Saved entries
## Start

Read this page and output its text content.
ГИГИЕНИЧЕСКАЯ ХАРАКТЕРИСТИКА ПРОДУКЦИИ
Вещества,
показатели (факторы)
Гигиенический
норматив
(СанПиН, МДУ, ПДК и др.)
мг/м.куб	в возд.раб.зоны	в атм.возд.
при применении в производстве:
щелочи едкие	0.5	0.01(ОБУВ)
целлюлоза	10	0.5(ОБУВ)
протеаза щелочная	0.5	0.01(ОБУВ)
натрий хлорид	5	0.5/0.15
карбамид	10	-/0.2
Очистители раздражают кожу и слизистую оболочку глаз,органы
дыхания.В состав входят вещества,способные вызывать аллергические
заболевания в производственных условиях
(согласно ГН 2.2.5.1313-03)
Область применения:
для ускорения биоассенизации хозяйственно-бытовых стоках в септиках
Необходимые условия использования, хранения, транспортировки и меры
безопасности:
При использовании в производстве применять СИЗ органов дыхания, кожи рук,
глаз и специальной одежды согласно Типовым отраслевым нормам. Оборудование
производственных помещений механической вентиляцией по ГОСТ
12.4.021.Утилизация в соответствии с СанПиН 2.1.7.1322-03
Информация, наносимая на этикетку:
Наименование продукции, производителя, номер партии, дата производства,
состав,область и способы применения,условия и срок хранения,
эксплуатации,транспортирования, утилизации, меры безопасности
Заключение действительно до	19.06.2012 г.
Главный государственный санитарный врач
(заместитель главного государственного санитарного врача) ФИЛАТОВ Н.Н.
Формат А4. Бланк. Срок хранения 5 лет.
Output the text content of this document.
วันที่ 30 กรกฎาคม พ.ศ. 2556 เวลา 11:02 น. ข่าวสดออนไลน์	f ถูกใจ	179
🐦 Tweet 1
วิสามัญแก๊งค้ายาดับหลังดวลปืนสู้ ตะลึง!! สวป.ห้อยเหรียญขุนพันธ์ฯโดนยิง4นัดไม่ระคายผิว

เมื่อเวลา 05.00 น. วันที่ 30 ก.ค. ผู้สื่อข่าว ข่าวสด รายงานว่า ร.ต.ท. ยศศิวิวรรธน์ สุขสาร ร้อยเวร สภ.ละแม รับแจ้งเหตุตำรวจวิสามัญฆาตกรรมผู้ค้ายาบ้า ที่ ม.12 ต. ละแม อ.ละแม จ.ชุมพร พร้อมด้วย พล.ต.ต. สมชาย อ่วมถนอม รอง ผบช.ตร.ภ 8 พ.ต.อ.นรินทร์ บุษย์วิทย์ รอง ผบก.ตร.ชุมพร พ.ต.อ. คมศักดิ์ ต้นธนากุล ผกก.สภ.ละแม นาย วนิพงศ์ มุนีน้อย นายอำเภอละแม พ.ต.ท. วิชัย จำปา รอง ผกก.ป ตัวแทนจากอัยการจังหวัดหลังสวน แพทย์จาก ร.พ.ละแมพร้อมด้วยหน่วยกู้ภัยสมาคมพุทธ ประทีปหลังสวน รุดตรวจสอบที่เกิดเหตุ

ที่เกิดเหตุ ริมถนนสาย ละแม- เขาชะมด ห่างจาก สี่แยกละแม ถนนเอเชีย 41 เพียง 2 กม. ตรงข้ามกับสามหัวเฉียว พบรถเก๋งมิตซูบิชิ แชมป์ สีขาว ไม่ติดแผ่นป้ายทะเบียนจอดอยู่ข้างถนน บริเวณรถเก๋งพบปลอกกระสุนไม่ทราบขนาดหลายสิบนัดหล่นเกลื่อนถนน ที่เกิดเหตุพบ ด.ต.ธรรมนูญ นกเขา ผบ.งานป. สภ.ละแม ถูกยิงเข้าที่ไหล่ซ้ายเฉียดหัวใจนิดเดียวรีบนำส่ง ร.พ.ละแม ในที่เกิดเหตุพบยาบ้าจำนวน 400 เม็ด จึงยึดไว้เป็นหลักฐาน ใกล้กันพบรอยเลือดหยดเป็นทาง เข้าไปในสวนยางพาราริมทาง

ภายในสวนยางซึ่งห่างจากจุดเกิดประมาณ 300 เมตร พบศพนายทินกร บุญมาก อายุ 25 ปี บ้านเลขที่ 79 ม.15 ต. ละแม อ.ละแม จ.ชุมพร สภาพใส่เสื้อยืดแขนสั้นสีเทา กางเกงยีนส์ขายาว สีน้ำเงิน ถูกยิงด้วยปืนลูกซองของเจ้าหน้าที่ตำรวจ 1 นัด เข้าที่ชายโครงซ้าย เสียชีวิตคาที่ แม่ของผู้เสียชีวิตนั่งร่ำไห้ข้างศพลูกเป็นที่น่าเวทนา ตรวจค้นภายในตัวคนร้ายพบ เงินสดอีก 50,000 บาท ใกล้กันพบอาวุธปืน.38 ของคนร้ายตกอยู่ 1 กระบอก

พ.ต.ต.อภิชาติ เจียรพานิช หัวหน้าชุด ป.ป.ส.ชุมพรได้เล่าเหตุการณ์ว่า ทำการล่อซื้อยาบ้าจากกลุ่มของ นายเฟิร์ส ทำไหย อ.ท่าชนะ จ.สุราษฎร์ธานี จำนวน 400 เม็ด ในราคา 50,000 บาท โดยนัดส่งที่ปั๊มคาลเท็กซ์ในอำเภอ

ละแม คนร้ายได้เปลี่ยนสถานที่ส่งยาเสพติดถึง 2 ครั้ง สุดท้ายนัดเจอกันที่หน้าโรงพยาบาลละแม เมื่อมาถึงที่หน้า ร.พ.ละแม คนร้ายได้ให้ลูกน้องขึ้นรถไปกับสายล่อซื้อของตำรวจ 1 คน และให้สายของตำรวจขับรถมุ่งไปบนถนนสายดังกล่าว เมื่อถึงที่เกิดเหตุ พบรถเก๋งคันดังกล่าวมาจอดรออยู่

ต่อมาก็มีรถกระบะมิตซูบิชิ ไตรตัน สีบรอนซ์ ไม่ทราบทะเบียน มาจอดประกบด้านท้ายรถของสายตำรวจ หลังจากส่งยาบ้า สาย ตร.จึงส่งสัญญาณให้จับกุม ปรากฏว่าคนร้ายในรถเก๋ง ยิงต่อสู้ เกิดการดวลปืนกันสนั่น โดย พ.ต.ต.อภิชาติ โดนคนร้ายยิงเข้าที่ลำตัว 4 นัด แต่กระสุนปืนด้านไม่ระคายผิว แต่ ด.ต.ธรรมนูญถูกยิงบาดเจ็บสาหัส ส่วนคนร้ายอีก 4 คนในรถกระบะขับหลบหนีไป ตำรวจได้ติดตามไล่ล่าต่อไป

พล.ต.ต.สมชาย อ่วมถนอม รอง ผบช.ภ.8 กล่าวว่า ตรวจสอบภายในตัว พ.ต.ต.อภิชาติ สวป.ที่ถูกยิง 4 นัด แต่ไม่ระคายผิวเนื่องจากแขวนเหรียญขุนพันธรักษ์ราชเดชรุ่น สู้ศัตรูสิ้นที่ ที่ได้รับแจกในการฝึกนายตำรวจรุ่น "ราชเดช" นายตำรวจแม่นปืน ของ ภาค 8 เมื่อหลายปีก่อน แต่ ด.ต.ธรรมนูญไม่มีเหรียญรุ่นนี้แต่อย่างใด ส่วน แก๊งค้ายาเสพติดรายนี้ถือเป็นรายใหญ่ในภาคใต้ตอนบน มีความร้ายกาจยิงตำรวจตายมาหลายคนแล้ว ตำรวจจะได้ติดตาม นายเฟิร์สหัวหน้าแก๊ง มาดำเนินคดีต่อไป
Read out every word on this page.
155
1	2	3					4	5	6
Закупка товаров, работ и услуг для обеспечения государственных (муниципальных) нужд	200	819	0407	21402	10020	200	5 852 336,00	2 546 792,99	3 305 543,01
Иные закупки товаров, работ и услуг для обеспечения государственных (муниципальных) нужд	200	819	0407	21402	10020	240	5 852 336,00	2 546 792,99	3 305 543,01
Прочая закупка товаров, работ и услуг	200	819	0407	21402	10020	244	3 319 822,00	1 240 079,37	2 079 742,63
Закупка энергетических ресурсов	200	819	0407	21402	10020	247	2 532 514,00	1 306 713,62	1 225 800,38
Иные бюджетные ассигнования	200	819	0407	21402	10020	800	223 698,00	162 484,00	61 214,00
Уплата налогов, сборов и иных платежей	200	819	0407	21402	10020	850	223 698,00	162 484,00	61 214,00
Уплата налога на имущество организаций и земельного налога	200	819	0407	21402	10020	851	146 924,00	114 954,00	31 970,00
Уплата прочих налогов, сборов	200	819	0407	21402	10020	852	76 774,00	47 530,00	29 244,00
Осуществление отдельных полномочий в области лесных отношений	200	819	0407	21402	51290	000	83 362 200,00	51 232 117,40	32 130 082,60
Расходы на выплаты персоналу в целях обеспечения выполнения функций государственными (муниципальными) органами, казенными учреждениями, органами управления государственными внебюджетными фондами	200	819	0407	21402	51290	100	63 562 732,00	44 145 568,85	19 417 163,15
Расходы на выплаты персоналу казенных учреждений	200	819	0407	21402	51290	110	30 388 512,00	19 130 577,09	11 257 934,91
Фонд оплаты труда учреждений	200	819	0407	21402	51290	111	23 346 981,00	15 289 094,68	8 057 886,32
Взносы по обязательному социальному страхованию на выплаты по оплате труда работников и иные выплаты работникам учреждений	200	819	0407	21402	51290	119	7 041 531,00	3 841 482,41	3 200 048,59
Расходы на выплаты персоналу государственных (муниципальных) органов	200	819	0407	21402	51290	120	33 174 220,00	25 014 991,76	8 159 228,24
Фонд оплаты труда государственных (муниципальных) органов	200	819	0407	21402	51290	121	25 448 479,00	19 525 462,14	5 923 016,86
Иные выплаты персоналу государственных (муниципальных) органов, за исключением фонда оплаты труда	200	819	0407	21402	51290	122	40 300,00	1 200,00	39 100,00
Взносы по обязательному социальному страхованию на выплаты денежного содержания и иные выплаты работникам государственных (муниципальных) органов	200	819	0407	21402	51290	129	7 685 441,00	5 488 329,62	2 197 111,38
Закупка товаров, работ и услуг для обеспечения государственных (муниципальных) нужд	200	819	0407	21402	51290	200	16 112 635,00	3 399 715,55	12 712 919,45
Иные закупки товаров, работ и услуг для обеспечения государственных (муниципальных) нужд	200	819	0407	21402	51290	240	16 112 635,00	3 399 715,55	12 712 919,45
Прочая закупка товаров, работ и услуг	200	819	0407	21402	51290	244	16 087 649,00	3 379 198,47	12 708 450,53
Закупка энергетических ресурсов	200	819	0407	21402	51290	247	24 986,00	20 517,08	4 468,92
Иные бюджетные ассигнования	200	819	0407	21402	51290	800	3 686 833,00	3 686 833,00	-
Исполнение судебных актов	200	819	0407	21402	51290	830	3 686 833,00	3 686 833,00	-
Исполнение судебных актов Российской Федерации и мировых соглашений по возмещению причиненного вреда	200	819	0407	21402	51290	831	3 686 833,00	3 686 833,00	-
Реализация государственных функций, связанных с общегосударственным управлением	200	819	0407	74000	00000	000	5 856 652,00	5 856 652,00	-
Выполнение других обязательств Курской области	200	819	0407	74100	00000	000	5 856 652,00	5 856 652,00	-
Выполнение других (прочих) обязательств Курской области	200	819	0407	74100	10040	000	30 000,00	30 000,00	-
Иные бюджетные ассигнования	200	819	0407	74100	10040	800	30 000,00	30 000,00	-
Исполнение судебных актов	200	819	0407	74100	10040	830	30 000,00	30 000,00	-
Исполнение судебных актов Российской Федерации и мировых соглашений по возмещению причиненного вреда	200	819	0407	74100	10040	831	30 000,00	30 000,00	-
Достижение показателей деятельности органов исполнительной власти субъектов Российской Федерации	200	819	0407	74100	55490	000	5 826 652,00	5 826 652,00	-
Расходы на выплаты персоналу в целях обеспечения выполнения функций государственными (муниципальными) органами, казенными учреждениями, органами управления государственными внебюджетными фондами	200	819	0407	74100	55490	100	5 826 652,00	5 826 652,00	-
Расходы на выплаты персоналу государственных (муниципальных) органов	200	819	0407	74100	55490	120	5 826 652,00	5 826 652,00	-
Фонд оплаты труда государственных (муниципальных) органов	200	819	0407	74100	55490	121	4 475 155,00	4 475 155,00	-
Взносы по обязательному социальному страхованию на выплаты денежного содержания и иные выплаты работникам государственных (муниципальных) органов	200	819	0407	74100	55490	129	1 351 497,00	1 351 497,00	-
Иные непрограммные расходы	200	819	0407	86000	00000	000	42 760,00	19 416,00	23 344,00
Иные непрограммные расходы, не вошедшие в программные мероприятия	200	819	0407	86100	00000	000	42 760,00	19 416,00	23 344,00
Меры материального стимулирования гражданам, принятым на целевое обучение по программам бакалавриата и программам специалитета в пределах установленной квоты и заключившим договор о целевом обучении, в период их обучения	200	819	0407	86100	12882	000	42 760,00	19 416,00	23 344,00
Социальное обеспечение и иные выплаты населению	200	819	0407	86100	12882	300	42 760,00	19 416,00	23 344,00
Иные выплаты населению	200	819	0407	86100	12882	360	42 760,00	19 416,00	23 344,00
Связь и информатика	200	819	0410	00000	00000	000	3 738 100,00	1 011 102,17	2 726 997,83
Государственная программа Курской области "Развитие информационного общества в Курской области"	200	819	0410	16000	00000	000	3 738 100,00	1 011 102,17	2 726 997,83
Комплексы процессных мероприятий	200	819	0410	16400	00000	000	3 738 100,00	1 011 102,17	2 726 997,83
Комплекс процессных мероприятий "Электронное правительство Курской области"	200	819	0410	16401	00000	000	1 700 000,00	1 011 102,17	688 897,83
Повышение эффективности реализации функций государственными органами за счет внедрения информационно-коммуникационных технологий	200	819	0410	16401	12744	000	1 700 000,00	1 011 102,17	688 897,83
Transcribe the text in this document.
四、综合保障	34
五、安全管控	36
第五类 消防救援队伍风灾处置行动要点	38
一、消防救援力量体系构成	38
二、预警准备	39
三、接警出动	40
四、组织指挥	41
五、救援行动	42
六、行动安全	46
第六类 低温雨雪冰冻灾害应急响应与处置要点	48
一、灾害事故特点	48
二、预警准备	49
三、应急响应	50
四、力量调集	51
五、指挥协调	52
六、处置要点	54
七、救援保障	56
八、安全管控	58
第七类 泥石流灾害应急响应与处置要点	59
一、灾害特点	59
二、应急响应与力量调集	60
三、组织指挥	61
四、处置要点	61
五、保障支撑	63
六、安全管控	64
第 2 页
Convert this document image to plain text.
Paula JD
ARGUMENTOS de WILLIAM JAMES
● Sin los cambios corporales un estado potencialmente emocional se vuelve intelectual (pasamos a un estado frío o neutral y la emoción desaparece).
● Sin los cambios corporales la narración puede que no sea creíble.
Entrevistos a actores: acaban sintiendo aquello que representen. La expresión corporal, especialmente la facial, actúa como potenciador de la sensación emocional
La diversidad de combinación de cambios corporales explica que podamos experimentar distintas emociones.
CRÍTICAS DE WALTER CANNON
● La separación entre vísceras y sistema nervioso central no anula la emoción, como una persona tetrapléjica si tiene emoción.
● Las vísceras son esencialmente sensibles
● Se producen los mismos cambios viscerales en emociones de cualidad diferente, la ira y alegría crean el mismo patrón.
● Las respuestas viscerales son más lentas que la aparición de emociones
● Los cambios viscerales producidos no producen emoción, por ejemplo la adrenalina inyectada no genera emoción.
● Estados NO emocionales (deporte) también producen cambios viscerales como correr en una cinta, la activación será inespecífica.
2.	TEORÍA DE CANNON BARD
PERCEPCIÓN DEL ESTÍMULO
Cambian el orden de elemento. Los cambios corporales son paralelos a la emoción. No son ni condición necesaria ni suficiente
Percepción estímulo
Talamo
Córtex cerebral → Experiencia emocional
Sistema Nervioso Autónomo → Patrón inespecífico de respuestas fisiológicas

## End

*WHAT YOU HAVE TO DO*
Where a line above holds the string "vísceras", show that line.

*ANSWER TO THE TASK*
● La separación entre vísceras y sistema nervioso central no anula la emoción, como una persona tetrapléjica si tiene emoción.
● Las vísceras son esencialmente sensibles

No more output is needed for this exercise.